(Entries taken from a collection)
— begin —
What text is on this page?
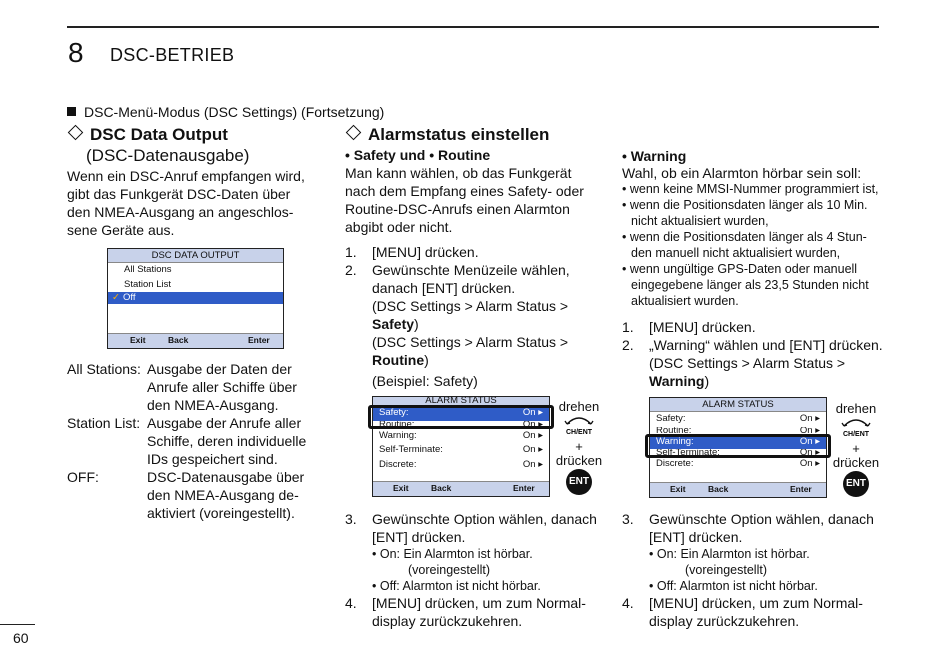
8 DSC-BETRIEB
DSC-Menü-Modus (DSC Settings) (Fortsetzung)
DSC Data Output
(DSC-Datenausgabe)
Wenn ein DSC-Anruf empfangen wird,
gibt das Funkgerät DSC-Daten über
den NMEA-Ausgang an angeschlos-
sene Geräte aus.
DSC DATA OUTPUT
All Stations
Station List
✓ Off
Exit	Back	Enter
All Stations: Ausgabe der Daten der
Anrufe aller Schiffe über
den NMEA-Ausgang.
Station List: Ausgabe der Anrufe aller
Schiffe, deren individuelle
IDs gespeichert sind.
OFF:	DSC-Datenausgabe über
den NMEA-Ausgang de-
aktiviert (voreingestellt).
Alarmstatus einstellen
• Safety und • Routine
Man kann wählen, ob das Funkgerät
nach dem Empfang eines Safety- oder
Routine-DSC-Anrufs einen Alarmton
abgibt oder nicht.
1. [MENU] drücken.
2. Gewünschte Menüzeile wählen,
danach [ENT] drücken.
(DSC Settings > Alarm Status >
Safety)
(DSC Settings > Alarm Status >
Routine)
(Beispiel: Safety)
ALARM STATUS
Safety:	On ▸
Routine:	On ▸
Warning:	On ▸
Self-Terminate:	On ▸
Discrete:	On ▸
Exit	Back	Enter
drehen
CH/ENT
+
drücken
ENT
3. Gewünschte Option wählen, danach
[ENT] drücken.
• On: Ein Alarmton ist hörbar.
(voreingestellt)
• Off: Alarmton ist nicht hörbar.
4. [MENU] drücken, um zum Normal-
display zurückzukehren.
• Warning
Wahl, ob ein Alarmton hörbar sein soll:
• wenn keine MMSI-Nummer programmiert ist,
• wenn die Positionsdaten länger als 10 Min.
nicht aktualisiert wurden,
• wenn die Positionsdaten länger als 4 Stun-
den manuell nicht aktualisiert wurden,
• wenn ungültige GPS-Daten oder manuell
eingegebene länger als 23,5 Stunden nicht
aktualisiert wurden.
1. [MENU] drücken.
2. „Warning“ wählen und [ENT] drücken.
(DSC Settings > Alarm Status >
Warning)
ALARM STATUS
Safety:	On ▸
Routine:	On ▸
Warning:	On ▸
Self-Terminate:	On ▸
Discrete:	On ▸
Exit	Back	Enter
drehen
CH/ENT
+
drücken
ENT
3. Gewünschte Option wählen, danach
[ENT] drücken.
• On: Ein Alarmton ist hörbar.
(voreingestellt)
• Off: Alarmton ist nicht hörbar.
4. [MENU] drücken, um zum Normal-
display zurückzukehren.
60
— end —
== GIVEN REQUEST ==
Report the number of lines in the listing that include the string "nicht"; give nothing but the number.

== CORRECT RESPONSE ==
6